(Data entries for graphics)
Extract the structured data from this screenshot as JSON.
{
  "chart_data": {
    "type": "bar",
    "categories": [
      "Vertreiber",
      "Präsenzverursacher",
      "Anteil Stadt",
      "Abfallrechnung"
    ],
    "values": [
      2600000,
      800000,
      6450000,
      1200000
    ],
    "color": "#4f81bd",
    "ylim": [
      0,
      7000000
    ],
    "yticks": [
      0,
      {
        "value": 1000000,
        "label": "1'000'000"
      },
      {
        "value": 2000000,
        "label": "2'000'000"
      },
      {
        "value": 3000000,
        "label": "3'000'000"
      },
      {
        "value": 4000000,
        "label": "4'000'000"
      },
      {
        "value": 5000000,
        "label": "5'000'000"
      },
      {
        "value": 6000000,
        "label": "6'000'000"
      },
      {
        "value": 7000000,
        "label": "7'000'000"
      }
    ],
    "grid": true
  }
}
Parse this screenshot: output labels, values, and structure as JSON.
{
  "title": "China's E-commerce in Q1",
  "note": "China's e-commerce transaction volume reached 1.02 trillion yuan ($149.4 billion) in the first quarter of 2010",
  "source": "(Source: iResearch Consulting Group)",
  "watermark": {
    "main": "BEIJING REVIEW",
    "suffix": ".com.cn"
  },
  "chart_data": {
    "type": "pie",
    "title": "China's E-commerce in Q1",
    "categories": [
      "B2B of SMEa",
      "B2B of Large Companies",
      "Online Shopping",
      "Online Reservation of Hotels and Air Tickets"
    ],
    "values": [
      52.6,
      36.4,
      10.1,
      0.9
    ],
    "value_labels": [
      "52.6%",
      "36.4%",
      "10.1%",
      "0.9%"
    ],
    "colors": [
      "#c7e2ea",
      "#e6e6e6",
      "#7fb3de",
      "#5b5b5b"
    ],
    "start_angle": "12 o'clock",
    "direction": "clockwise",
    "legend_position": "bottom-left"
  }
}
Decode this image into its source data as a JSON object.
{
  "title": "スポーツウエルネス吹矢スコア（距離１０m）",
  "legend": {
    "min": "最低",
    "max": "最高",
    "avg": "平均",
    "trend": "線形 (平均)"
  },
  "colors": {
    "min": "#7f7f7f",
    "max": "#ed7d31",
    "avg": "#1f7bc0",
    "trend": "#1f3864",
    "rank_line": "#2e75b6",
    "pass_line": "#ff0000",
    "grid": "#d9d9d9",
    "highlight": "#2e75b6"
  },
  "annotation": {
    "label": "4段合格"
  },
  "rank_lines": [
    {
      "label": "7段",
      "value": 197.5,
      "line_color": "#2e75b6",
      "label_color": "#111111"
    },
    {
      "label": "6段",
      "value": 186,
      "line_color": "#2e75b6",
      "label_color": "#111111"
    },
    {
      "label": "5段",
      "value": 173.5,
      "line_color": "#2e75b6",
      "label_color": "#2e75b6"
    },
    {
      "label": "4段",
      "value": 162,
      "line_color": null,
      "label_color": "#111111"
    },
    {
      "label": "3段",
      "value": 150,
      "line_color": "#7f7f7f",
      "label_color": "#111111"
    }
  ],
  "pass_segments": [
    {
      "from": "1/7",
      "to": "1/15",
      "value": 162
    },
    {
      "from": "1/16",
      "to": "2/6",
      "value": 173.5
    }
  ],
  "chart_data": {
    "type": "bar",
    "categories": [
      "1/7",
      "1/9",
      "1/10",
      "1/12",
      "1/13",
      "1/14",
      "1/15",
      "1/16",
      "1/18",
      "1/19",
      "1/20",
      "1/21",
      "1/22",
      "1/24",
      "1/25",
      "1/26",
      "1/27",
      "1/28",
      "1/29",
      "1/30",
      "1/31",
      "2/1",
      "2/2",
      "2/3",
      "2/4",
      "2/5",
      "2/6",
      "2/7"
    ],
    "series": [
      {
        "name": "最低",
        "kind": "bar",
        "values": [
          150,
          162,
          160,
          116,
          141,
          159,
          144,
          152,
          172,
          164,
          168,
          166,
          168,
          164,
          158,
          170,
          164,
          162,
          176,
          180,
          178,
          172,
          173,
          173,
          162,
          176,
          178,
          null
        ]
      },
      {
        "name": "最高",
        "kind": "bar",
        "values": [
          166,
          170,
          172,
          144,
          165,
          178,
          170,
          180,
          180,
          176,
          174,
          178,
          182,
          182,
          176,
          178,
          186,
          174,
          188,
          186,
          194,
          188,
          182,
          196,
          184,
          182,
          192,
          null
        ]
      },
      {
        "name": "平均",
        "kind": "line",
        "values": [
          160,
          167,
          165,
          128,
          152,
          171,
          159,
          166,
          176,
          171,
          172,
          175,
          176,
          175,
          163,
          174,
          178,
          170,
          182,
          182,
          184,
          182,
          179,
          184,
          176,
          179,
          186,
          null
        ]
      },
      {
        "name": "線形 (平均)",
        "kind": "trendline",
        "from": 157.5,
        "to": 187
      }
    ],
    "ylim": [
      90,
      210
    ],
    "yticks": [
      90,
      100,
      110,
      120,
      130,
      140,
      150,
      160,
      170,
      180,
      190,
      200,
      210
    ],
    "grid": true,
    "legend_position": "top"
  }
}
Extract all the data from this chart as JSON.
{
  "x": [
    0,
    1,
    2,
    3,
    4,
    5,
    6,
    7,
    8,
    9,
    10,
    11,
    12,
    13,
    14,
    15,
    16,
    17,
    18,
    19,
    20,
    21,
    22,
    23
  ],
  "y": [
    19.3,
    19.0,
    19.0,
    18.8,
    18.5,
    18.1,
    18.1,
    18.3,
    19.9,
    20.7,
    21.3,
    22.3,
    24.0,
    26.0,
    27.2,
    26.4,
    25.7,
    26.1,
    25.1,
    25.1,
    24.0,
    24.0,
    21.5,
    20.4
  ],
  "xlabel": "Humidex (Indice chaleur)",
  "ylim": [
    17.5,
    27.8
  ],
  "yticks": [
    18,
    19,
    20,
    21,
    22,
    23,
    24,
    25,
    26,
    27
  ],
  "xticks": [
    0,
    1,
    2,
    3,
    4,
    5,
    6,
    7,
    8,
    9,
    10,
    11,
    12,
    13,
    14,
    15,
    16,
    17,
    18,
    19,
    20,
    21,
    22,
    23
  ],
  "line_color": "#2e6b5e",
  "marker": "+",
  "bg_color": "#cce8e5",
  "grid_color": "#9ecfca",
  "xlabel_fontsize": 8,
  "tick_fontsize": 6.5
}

• **Task prompt**:
Quote all of the entries exactly as they appear.

• **Written solution**:
Extract the structured data from this screenshot as JSON.
{
  "chart_data": {
    "type": "bar",
    "categories": [
      "Vertreiber",
      "Präsenzverursacher",
      "Anteil Stadt",
      "Abfallrechnung"
    ],
    "values": [
      2600000,
      800000,
      6450000,
      1200000
    ],
    "color": "#4f81bd",
    "ylim": [
      0,
      7000000
    ],
    "yticks": [
      0,
      {
        "value": 1000000,
        "label": "1'000'000"
      },
      {
        "value": 2000000,
        "label": "2'000'000"
      },
      {
        "value": 3000000,
        "label": "3'000'000"
      },
      {
        "value": 4000000,
        "label": "4'000'000"
      },
      {
        "value": 5000000,
        "label": "5'000'000"
      },
      {
        "value": 6000000,
        "label": "6'000'000"
      },
      {
        "value": 7000000,
        "label": "7'000'000"
      }
    ],
    "grid": true
  }
}
Parse this screenshot: output labels, values, and structure as JSON.
{
  "title": "China's E-commerce in Q1",
  "note": "China's e-commerce transaction volume reached 1.02 trillion yuan ($149.4 billion) in the first quarter of 2010",
  "source": "(Source: iResearch Consulting Group)",
  "watermark": {
    "main": "BEIJING REVIEW",
    "suffix": ".com.cn"
  },
  "chart_data": {
    "type": "pie",
    "title": "China's E-commerce in Q1",
    "categories": [
      "B2B of SMEa",
      "B2B of Large Companies",
      "Online Shopping",
      "Online Reservation of Hotels and Air Tickets"
    ],
    "values": [
      52.6,
      36.4,
      10.1,
      0.9
    ],
    "value_labels": [
      "52.6%",
      "36.4%",
      "10.1%",
      "0.9%"
    ],
    "colors": [
      "#c7e2ea",
      "#e6e6e6",
      "#7fb3de",
      "#5b5b5b"
    ],
    "start_angle": "12 o'clock",
    "direction": "clockwise",
    "legend_position": "bottom-left"
  }
}
Decode this image into its source data as a JSON object.
{
  "title": "スポーツウエルネス吹矢スコア（距離１０m）",
  "legend": {
    "min": "最低",
    "max": "最高",
    "avg": "平均",
    "trend": "線形 (平均)"
  },
  "colors": {
    "min": "#7f7f7f",
    "max": "#ed7d31",
    "avg": "#1f7bc0",
    "trend": "#1f3864",
    "rank_line": "#2e75b6",
    "pass_line": "#ff0000",
    "grid": "#d9d9d9",
    "highlight": "#2e75b6"
  },
  "annotation": {
    "label": "4段合格"
  },
  "rank_lines": [
    {
      "label": "7段",
      "value": 197.5,
      "line_color": "#2e75b6",
      "label_color": "#111111"
    },
    {
      "label": "6段",
      "value": 186,
      "line_color": "#2e75b6",
      "label_color": "#111111"
    },
    {
      "label": "5段",
      "value": 173.5,
      "line_color": "#2e75b6",
      "label_color": "#2e75b6"
    },
    {
      "label": "4段",
      "value": 162,
      "line_color": null,
      "label_color": "#111111"
    },
    {
      "label": "3段",
      "value": 150,
      "line_color": "#7f7f7f",
      "label_color": "#111111"
    }
  ],
  "pass_segments": [
    {
      "from": "1/7",
      "to": "1/15",
      "value": 162
    },
    {
      "from": "1/16",
      "to": "2/6",
      "value": 173.5
    }
  ],
  "chart_data": {
    "type": "bar",
    "categories": [
      "1/7",
      "1/9",
      "1/10",
      "1/12",
      "1/13",
      "1/14",
      "1/15",
      "1/16",
      "1/18",
      "1/19",
      "1/20",
      "1/21",
      "1/22",
      "1/24",
      "1/25",
      "1/26",
      "1/27",
      "1/28",
      "1/29",
      "1/30",
      "1/31",
      "2/1",
      "2/2",
      "2/3",
      "2/4",
      "2/5",
      "2/6",
      "2/7"
    ],
    "series": [
      {
        "name": "最低",
        "kind": "bar",
        "values": [
          150,
          162,
          160,
          116,
          141,
          159,
          144,
          152,
          172,
          164,
          168,
          166,
          168,
          164,
          158,
          170,
          164,
          162,
          176,
          180,
          178,
          172,
          173,
          173,
          162,
          176,
          178,
          null
        ]
      },
      {
        "name": "最高",
        "kind": "bar",
        "values": [
          166,
          170,
          172,
          144,
          165,
          178,
          170,
          180,
          180,
          176,
          174,
          178,
          182,
          182,
          176,
          178,
          186,
          174,
          188,
          186,
          194,
          188,
          182,
          196,
          184,
          182,
          192,
          null
        ]
      },
      {
        "name": "平均",
        "kind": "line",
        "values": [
          160,
          167,
          165,
          128,
          152,
          171,
          159,
          166,
          176,
          171,
          172,
          175,
          176,
          175,
          163,
          174,
          178,
          170,
          182,
          182,
          184,
          182,
          179,
          184,
          176,
          179,
          186,
          null
        ]
      },
      {
        "name": "線形 (平均)",
        "kind": "trendline",
        "from": 157.5,
        "to": 187
      }
    ],
    "ylim": [
      90,
      210
    ],
    "yticks": [
      90,
      100,
      110,
      120,
      130,
      140,
      150,
      160,
      170,
      180,
      190,
      200,
      210
    ],
    "grid": true,
    "legend_position": "top"
  }
}
Extract all the data from this chart as JSON.
{
  "x": [
    0,
    1,
    2,
    3,
    4,
    5,
    6,
    7,
    8,
    9,
    10,
    11,
    12,
    13,
    14,
    15,
    16,
    17,
    18,
    19,
    20,
    21,
    22,
    23
  ],
  "y": [
    19.3,
    19.0,
    19.0,
    18.8,
    18.5,
    18.1,
    18.1,
    18.3,
    19.9,
    20.7,
    21.3,
    22.3,
    24.0,
    26.0,
    27.2,
    26.4,
    25.7,
    26.1,
    25.1,
    25.1,
    24.0,
    24.0,
    21.5,
    20.4
  ],
  "xlabel": "Humidex (Indice chaleur)",
  "ylim": [
    17.5,
    27.8
  ],
  "yticks": [
    18,
    19,
    20,
    21,
    22,
    23,
    24,
    25,
    26,
    27
  ],
  "xticks": [
    0,
    1,
    2,
    3,
    4,
    5,
    6,
    7,
    8,
    9,
    10,
    11,
    12,
    13,
    14,
    15,
    16,
    17,
    18,
    19,
    20,
    21,
    22,
    23
  ],
  "line_color": "#2e6b5e",
  "marker": "+",
  "bg_color": "#cce8e5",
  "grid_color": "#9ecfca",
  "xlabel_fontsize": 8,
  "tick_fontsize": 6.5
}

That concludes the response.